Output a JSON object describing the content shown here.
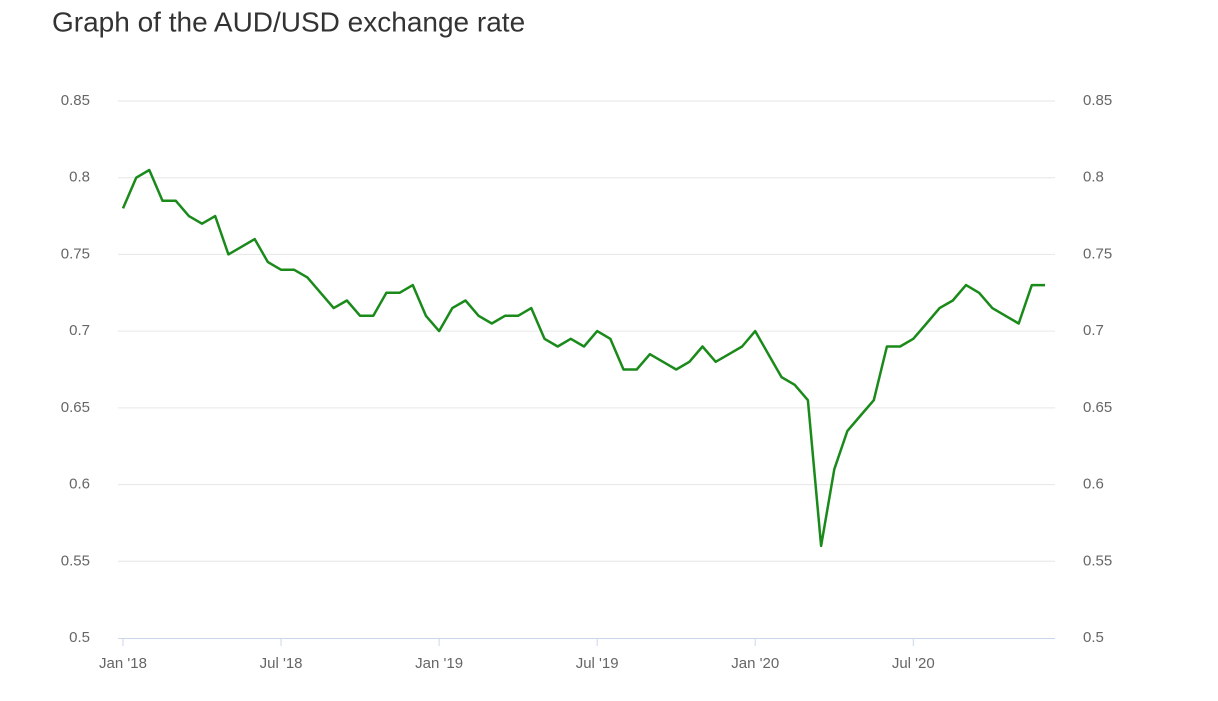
{
  "chart_data": {
    "type": "line",
    "title": "Graph of the AUD/USD exchange rate",
    "categories": [
      "Jan '18",
      null,
      null,
      null,
      null,
      null,
      null,
      null,
      null,
      null,
      null,
      null,
      "Jul '18",
      null,
      null,
      null,
      null,
      null,
      null,
      null,
      null,
      null,
      null,
      null,
      "Jan '19",
      null,
      null,
      null,
      null,
      null,
      null,
      null,
      null,
      null,
      null,
      null,
      "Jul '19",
      null,
      null,
      null,
      null,
      null,
      null,
      null,
      null,
      null,
      null,
      null,
      "Jan '20",
      null,
      null,
      null,
      null,
      null,
      null,
      null,
      null,
      null,
      null,
      null,
      "Jul '20",
      null,
      null,
      null,
      null,
      null,
      null,
      null,
      null,
      null,
      null
    ],
    "values": [
      0.78,
      0.8,
      0.805,
      0.785,
      0.785,
      0.775,
      0.77,
      0.775,
      0.75,
      0.755,
      0.76,
      0.745,
      0.74,
      0.74,
      0.735,
      0.725,
      0.715,
      0.72,
      0.71,
      0.71,
      0.725,
      0.725,
      0.73,
      0.71,
      0.7,
      0.715,
      0.72,
      0.71,
      0.705,
      0.71,
      0.71,
      0.715,
      0.695,
      0.69,
      0.695,
      0.69,
      0.7,
      0.695,
      0.675,
      0.675,
      0.685,
      0.68,
      0.675,
      0.68,
      0.69,
      0.68,
      0.685,
      0.69,
      0.7,
      0.685,
      0.67,
      0.665,
      0.655,
      0.56,
      0.61,
      0.635,
      0.645,
      0.655,
      0.69,
      0.69,
      0.695,
      0.705,
      0.715,
      0.72,
      0.73,
      0.725,
      0.715,
      0.71,
      0.705,
      0.73,
      0.73
    ],
    "color": "#1a8a1a",
    "ylim": [
      0.5,
      0.85
    ],
    "yticks": [
      0.5,
      0.55,
      0.6,
      0.65,
      0.7,
      0.75,
      0.8,
      0.85
    ],
    "grid": true
  }
}
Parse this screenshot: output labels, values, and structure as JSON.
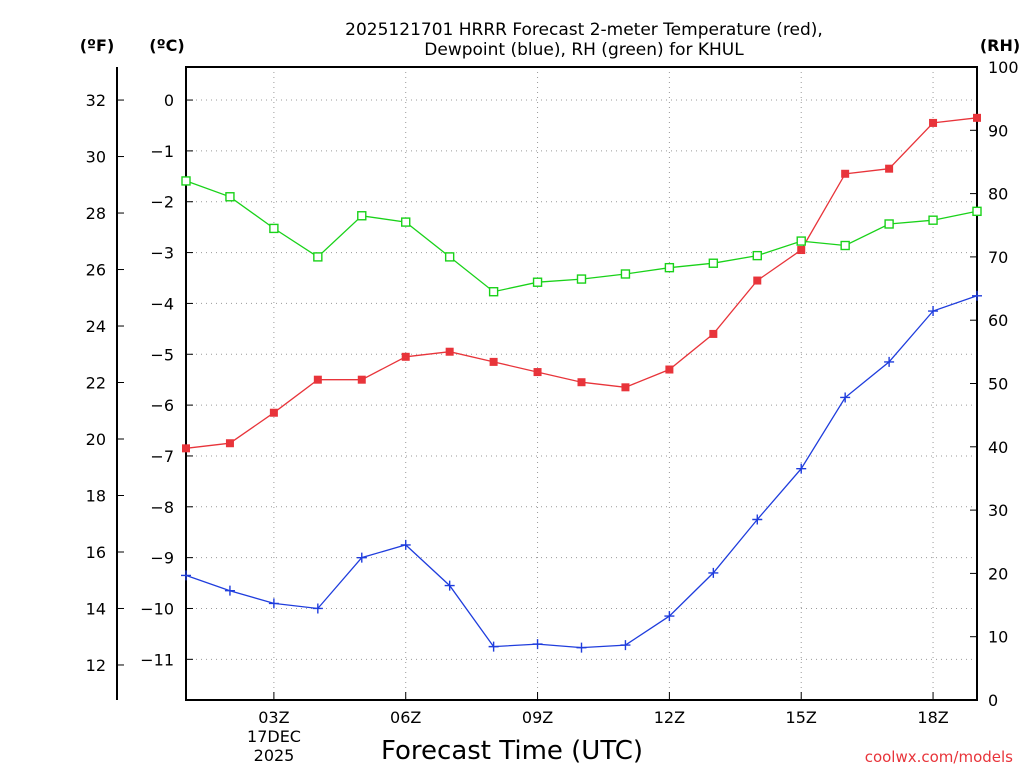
{
  "chart_data": {
    "type": "line",
    "title_line1": "2025121701 HRRR Forecast 2-meter Temperature (red),",
    "title_line2": "Dewpoint (blue), RH (green) for KHUL",
    "xlabel": "Forecast Time (UTC)",
    "credit": "coolwx.com/models",
    "date_day": "17DEC",
    "date_year": "2025",
    "x": [
      1,
      2,
      3,
      4,
      5,
      6,
      7,
      8,
      9,
      10,
      11,
      12,
      13,
      14,
      15,
      16,
      17,
      18,
      19
    ],
    "x_range": [
      1,
      19
    ],
    "x_ticks": [
      {
        "value": 3,
        "label": "03Z"
      },
      {
        "value": 6,
        "label": "06Z"
      },
      {
        "value": 9,
        "label": "09Z"
      },
      {
        "value": 12,
        "label": "12Z"
      },
      {
        "value": 15,
        "label": "15Z"
      },
      {
        "value": 18,
        "label": "18Z"
      }
    ],
    "axes": {
      "fahrenheit": {
        "unit": "(ºF)",
        "ticks": [
          "12",
          "14",
          "16",
          "18",
          "20",
          "22",
          "24",
          "26",
          "28",
          "30",
          "32"
        ]
      },
      "celsius": {
        "unit": "(ºC)",
        "range": [
          -11.8,
          0.65
        ],
        "ticks": [
          "0",
          "−1",
          "−2",
          "−3",
          "−4",
          "−5",
          "−6",
          "−7",
          "−8",
          "−9",
          "−10",
          "−11"
        ]
      },
      "rh": {
        "unit": "(RH)",
        "range": [
          0,
          100
        ],
        "ticks": [
          "0",
          "10",
          "20",
          "30",
          "40",
          "50",
          "60",
          "70",
          "80",
          "90",
          "100"
        ]
      }
    },
    "series": [
      {
        "name": "Temperature",
        "axis": "celsius",
        "color": "#e8343a",
        "marker": "filled-square",
        "values": [
          -6.85,
          -6.75,
          -6.15,
          -5.5,
          -5.5,
          -5.05,
          -4.95,
          -5.15,
          -5.35,
          -5.55,
          -5.65,
          -5.3,
          -4.6,
          -3.55,
          -2.95,
          -1.45,
          -1.35,
          -0.45,
          -0.35
        ]
      },
      {
        "name": "Dewpoint",
        "axis": "celsius",
        "color": "#1f3ddd",
        "marker": "plus",
        "values": [
          -9.35,
          -9.65,
          -9.9,
          -10.0,
          -9.0,
          -8.75,
          -9.55,
          -10.75,
          -10.7,
          -10.77,
          -10.72,
          -10.15,
          -9.3,
          -8.25,
          -7.25,
          -5.85,
          -5.15,
          -4.15,
          -3.85
        ]
      },
      {
        "name": "RH",
        "axis": "rh",
        "color": "#19d219",
        "marker": "open-square",
        "values": [
          82,
          79.5,
          74.5,
          70,
          76.5,
          75.5,
          70,
          64.5,
          66,
          66.5,
          67.3,
          68.3,
          69,
          70.2,
          72.5,
          71.8,
          75.2,
          75.8,
          77.2
        ]
      }
    ]
  }
}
====
— What to do —
Images in the data above are to be skipped. Retype all other material exactly.

— Result of the exercise —
Output a JSON object describing the content shown here.
{
  "chart_data": {
    "type": "line",
    "title": "Graph of the AUD/USD exchange rate",
    "categories": [
      "Jan '18",
      null,
      null,
      null,
      null,
      null,
      null,
      null,
      null,
      null,
      null,
      null,
      "Jul '18",
      null,
      null,
      null,
      null,
      null,
      null,
      null,
      null,
      null,
      null,
      null,
      "Jan '19",
      null,
      null,
      null,
      null,
      null,
      null,
      null,
      null,
      null,
      null,
      null,
      "Jul '19",
      null,
      null,
      null,
      null,
      null,
      null,
      null,
      null,
      null,
      null,
      null,
      "Jan '20",
      null,
      null,
      null,
      null,
      null,
      null,
      null,
      null,
      null,
      null,
      null,
      "Jul '20",
      null,
      null,
      null,
      null,
      null,
      null,
      null,
      null,
      null,
      null
    ],
    "values": [
      0.78,
      0.8,
      0.805,
      0.785,
      0.785,
      0.775,
      0.77,
      0.775,
      0.75,
      0.755,
      0.76,
      0.745,
      0.74,
      0.74,
      0.735,
      0.725,
      0.715,
      0.72,
      0.71,
      0.71,
      0.725,
      0.725,
      0.73,
      0.71,
      0.7,
      0.715,
      0.72,
      0.71,
      0.705,
      0.71,
      0.71,
      0.715,
      0.695,
      0.69,
      0.695,
      0.69,
      0.7,
      0.695,
      0.675,
      0.675,
      0.685,
      0.68,
      0.675,
      0.68,
      0.69,
      0.68,
      0.685,
      0.69,
      0.7,
      0.685,
      0.67,
      0.665,
      0.655,
      0.56,
      0.61,
      0.635,
      0.645,
      0.655,
      0.69,
      0.69,
      0.695,
      0.705,
      0.715,
      0.72,
      0.73,
      0.725,
      0.715,
      0.71,
      0.705,
      0.73,
      0.73
    ],
    "color": "#1a8a1a",
    "ylim": [
      0.5,
      0.85
    ],
    "yticks": [
      0.5,
      0.55,
      0.6,
      0.65,
      0.7,
      0.75,
      0.8,
      0.85
    ],
    "grid": true
  }
}
Parse this screenshot: output labels, values, and structure as JSON.
{
  "chart_data": {
    "type": "line",
    "title_line1": "2025121701 HRRR Forecast 2-meter Temperature (red),",
    "title_line2": "Dewpoint (blue), RH (green) for KHUL",
    "xlabel": "Forecast Time (UTC)",
    "credit": "coolwx.com/models",
    "date_day": "17DEC",
    "date_year": "2025",
    "x": [
      1,
      2,
      3,
      4,
      5,
      6,
      7,
      8,
      9,
      10,
      11,
      12,
      13,
      14,
      15,
      16,
      17,
      18,
      19
    ],
    "x_range": [
      1,
      19
    ],
    "x_ticks": [
      {
        "value": 3,
        "label": "03Z"
      },
      {
        "value": 6,
        "label": "06Z"
      },
      {
        "value": 9,
        "label": "09Z"
      },
      {
        "value": 12,
        "label": "12Z"
      },
      {
        "value": 15,
        "label": "15Z"
      },
      {
        "value": 18,
        "label": "18Z"
      }
    ],
    "axes": {
      "fahrenheit": {
        "unit": "(ºF)",
        "ticks": [
          "12",
          "14",
          "16",
          "18",
          "20",
          "22",
          "24",
          "26",
          "28",
          "30",
          "32"
        ]
      },
      "celsius": {
        "unit": "(ºC)",
        "range": [
          -11.8,
          0.65
        ],
        "ticks": [
          "0",
          "−1",
          "−2",
          "−3",
          "−4",
          "−5",
          "−6",
          "−7",
          "−8",
          "−9",
          "−10",
          "−11"
        ]
      },
      "rh": {
        "unit": "(RH)",
        "range": [
          0,
          100
        ],
        "ticks": [
          "0",
          "10",
          "20",
          "30",
          "40",
          "50",
          "60",
          "70",
          "80",
          "90",
          "100"
        ]
      }
    },
    "series": [
      {
        "name": "Temperature",
        "axis": "celsius",
        "color": "#e8343a",
        "marker": "filled-square",
        "values": [
          -6.85,
          -6.75,
          -6.15,
          -5.5,
          -5.5,
          -5.05,
          -4.95,
          -5.15,
          -5.35,
          -5.55,
          -5.65,
          -5.3,
          -4.6,
          -3.55,
          -2.95,
          -1.45,
          -1.35,
          -0.45,
          -0.35
        ]
      },
      {
        "name": "Dewpoint",
        "axis": "celsius",
        "color": "#1f3ddd",
        "marker": "plus",
        "values": [
          -9.35,
          -9.65,
          -9.9,
          -10.0,
          -9.0,
          -8.75,
          -9.55,
          -10.75,
          -10.7,
          -10.77,
          -10.72,
          -10.15,
          -9.3,
          -8.25,
          -7.25,
          -5.85,
          -5.15,
          -4.15,
          -3.85
        ]
      },
      {
        "name": "RH",
        "axis": "rh",
        "color": "#19d219",
        "marker": "open-square",
        "values": [
          82,
          79.5,
          74.5,
          70,
          76.5,
          75.5,
          70,
          64.5,
          66,
          66.5,
          67.3,
          68.3,
          69,
          70.2,
          72.5,
          71.8,
          75.2,
          75.8,
          77.2
        ]
      }
    ]
  }
}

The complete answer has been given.